All of the material below is to be repeated exactly.

Extracted records
══════

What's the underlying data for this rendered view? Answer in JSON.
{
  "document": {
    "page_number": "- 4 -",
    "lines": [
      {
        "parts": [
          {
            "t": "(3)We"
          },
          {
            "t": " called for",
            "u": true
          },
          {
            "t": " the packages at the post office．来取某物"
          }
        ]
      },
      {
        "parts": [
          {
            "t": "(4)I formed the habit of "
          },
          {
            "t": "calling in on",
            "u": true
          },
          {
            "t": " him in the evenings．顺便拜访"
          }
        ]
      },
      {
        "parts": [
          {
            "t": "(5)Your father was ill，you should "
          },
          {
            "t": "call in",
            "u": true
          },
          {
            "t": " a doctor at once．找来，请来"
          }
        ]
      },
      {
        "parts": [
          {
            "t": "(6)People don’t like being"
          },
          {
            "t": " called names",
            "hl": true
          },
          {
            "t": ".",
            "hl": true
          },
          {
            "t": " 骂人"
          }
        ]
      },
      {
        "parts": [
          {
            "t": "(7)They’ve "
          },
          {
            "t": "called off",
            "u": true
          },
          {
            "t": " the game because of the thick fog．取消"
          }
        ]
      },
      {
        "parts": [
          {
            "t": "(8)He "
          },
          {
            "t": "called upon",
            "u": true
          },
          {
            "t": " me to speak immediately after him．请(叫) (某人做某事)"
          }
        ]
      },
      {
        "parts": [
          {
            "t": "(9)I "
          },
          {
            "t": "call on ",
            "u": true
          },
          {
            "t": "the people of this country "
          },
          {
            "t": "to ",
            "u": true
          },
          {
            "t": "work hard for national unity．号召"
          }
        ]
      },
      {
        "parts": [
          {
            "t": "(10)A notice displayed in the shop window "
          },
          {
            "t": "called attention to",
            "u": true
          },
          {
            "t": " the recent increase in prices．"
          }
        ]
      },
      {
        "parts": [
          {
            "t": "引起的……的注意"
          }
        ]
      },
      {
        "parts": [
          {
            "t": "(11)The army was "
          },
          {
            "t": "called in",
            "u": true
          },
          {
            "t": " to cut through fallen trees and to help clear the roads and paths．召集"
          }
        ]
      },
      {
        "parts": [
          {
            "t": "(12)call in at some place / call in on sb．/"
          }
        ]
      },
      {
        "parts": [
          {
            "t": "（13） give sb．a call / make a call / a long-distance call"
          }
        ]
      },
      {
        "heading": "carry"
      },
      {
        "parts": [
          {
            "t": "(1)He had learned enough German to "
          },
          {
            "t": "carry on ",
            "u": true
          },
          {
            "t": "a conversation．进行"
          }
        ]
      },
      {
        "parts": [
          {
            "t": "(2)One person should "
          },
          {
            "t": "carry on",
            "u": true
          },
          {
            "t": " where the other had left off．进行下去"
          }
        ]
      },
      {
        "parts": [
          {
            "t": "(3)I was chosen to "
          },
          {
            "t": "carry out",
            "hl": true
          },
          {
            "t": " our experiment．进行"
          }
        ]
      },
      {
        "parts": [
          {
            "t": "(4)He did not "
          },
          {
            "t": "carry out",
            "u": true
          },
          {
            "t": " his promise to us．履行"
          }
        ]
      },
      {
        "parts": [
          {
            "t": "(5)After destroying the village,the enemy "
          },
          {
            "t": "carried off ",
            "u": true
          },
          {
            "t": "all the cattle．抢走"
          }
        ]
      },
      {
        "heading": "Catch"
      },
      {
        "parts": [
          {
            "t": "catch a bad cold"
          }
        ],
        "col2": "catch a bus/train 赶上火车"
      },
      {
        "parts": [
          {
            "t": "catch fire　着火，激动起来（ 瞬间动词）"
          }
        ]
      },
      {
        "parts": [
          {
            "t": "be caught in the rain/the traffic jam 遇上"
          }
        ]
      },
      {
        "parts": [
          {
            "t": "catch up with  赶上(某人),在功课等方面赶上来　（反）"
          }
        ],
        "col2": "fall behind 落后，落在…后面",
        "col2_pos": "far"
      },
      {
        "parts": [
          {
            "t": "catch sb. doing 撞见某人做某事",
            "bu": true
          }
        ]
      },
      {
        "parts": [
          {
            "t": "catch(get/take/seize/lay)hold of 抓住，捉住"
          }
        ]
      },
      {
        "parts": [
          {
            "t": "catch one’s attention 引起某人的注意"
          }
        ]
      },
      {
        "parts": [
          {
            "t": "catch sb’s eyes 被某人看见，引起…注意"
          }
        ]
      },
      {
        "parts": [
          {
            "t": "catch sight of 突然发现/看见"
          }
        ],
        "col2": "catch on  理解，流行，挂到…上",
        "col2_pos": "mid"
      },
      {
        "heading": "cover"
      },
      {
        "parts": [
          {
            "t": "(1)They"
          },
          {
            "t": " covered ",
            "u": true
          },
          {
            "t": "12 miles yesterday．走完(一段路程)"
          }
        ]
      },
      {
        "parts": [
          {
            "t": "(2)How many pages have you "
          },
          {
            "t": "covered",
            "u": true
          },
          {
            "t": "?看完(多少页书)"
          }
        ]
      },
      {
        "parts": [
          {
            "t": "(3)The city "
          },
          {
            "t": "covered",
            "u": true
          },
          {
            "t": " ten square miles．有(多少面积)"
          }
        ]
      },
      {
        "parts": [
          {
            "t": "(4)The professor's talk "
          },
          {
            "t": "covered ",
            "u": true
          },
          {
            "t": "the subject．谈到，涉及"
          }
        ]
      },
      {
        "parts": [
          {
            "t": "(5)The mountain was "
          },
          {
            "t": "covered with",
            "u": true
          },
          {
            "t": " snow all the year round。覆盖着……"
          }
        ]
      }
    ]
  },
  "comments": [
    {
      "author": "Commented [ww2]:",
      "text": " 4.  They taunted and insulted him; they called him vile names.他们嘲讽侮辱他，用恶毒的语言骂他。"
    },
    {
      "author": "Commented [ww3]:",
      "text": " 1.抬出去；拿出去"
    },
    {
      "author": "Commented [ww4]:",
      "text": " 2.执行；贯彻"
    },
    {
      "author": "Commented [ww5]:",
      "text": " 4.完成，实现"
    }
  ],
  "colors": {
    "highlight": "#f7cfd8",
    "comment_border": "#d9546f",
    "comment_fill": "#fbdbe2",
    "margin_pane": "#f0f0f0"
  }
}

══════

| ANSWER IN FULL |
What's the underlying data for this rendered view? Answer in JSON.
{
  "document": {
    "page_number": "- 4 -",
    "lines": [
      {
        "parts": [
          {
            "t": "(3)We"
          },
          {
            "t": " called for",
            "u": true
          },
          {
            "t": " the packages at the post office．来取某物"
          }
        ]
      },
      {
        "parts": [
          {
            "t": "(4)I formed the habit of "
          },
          {
            "t": "calling in on",
            "u": true
          },
          {
            "t": " him in the evenings．顺便拜访"
          }
        ]
      },
      {
        "parts": [
          {
            "t": "(5)Your father was ill，you should "
          },
          {
            "t": "call in",
            "u": true
          },
          {
            "t": " a doctor at once．找来，请来"
          }
        ]
      },
      {
        "parts": [
          {
            "t": "(6)People don’t like being"
          },
          {
            "t": " called names",
            "hl": true
          },
          {
            "t": ".",
            "hl": true
          },
          {
            "t": " 骂人"
          }
        ]
      },
      {
        "parts": [
          {
            "t": "(7)They’ve "
          },
          {
            "t": "called off",
            "u": true
          },
          {
            "t": " the game because of the thick fog．取消"
          }
        ]
      },
      {
        "parts": [
          {
            "t": "(8)He "
          },
          {
            "t": "called upon",
            "u": true
          },
          {
            "t": " me to speak immediately after him．请(叫) (某人做某事)"
          }
        ]
      },
      {
        "parts": [
          {
            "t": "(9)I "
          },
          {
            "t": "call on ",
            "u": true
          },
          {
            "t": "the people of this country "
          },
          {
            "t": "to ",
            "u": true
          },
          {
            "t": "work hard for national unity．号召"
          }
        ]
      },
      {
        "parts": [
          {
            "t": "(10)A notice displayed in the shop window "
          },
          {
            "t": "called attention to",
            "u": true
          },
          {
            "t": " the recent increase in prices．"
          }
        ]
      },
      {
        "parts": [
          {
            "t": "引起的……的注意"
          }
        ]
      },
      {
        "parts": [
          {
            "t": "(11)The army was "
          },
          {
            "t": "called in",
            "u": true
          },
          {
            "t": " to cut through fallen trees and to help clear the roads and paths．召集"
          }
        ]
      },
      {
        "parts": [
          {
            "t": "(12)call in at some place / call in on sb．/"
          }
        ]
      },
      {
        "parts": [
          {
            "t": "（13） give sb．a call / make a call / a long-distance call"
          }
        ]
      },
      {
        "heading": "carry"
      },
      {
        "parts": [
          {
            "t": "(1)He had learned enough German to "
          },
          {
            "t": "carry on ",
            "u": true
          },
          {
            "t": "a conversation．进行"
          }
        ]
      },
      {
        "parts": [
          {
            "t": "(2)One person should "
          },
          {
            "t": "carry on",
            "u": true
          },
          {
            "t": " where the other had left off．进行下去"
          }
        ]
      },
      {
        "parts": [
          {
            "t": "(3)I was chosen to "
          },
          {
            "t": "carry out",
            "hl": true
          },
          {
            "t": " our experiment．进行"
          }
        ]
      },
      {
        "parts": [
          {
            "t": "(4)He did not "
          },
          {
            "t": "carry out",
            "u": true
          },
          {
            "t": " his promise to us．履行"
          }
        ]
      },
      {
        "parts": [
          {
            "t": "(5)After destroying the village,the enemy "
          },
          {
            "t": "carried off ",
            "u": true
          },
          {
            "t": "all the cattle．抢走"
          }
        ]
      },
      {
        "heading": "Catch"
      },
      {
        "parts": [
          {
            "t": "catch a bad cold"
          }
        ],
        "col2": "catch a bus/train 赶上火车"
      },
      {
        "parts": [
          {
            "t": "catch fire　着火，激动起来（ 瞬间动词）"
          }
        ]
      },
      {
        "parts": [
          {
            "t": "be caught in the rain/the traffic jam 遇上"
          }
        ]
      },
      {
        "parts": [
          {
            "t": "catch up with  赶上(某人),在功课等方面赶上来　（反）"
          }
        ],
        "col2": "fall behind 落后，落在…后面",
        "col2_pos": "far"
      },
      {
        "parts": [
          {
            "t": "catch sb. doing 撞见某人做某事",
            "bu": true
          }
        ]
      },
      {
        "parts": [
          {
            "t": "catch(get/take/seize/lay)hold of 抓住，捉住"
          }
        ]
      },
      {
        "parts": [
          {
            "t": "catch one’s attention 引起某人的注意"
          }
        ]
      },
      {
        "parts": [
          {
            "t": "catch sb’s eyes 被某人看见，引起…注意"
          }
        ]
      },
      {
        "parts": [
          {
            "t": "catch sight of 突然发现/看见"
          }
        ],
        "col2": "catch on  理解，流行，挂到…上",
        "col2_pos": "mid"
      },
      {
        "heading": "cover"
      },
      {
        "parts": [
          {
            "t": "(1)They"
          },
          {
            "t": " covered ",
            "u": true
          },
          {
            "t": "12 miles yesterday．走完(一段路程)"
          }
        ]
      },
      {
        "parts": [
          {
            "t": "(2)How many pages have you "
          },
          {
            "t": "covered",
            "u": true
          },
          {
            "t": "?看完(多少页书)"
          }
        ]
      },
      {
        "parts": [
          {
            "t": "(3)The city "
          },
          {
            "t": "covered",
            "u": true
          },
          {
            "t": " ten square miles．有(多少面积)"
          }
        ]
      },
      {
        "parts": [
          {
            "t": "(4)The professor's talk "
          },
          {
            "t": "covered ",
            "u": true
          },
          {
            "t": "the subject．谈到，涉及"
          }
        ]
      },
      {
        "parts": [
          {
            "t": "(5)The mountain was "
          },
          {
            "t": "covered with",
            "u": true
          },
          {
            "t": " snow all the year round。覆盖着……"
          }
        ]
      }
    ]
  },
  "comments": [
    {
      "author": "Commented [ww2]:",
      "text": " 4.  They taunted and insulted him; they called him vile names.他们嘲讽侮辱他，用恶毒的语言骂他。"
    },
    {
      "author": "Commented [ww3]:",
      "text": " 1.抬出去；拿出去"
    },
    {
      "author": "Commented [ww4]:",
      "text": " 2.执行；贯彻"
    },
    {
      "author": "Commented [ww5]:",
      "text": " 4.完成，实现"
    }
  ],
  "colors": {
    "highlight": "#f7cfd8",
    "comment_border": "#d9546f",
    "comment_fill": "#fbdbe2",
    "margin_pane": "#f0f0f0"
  }
}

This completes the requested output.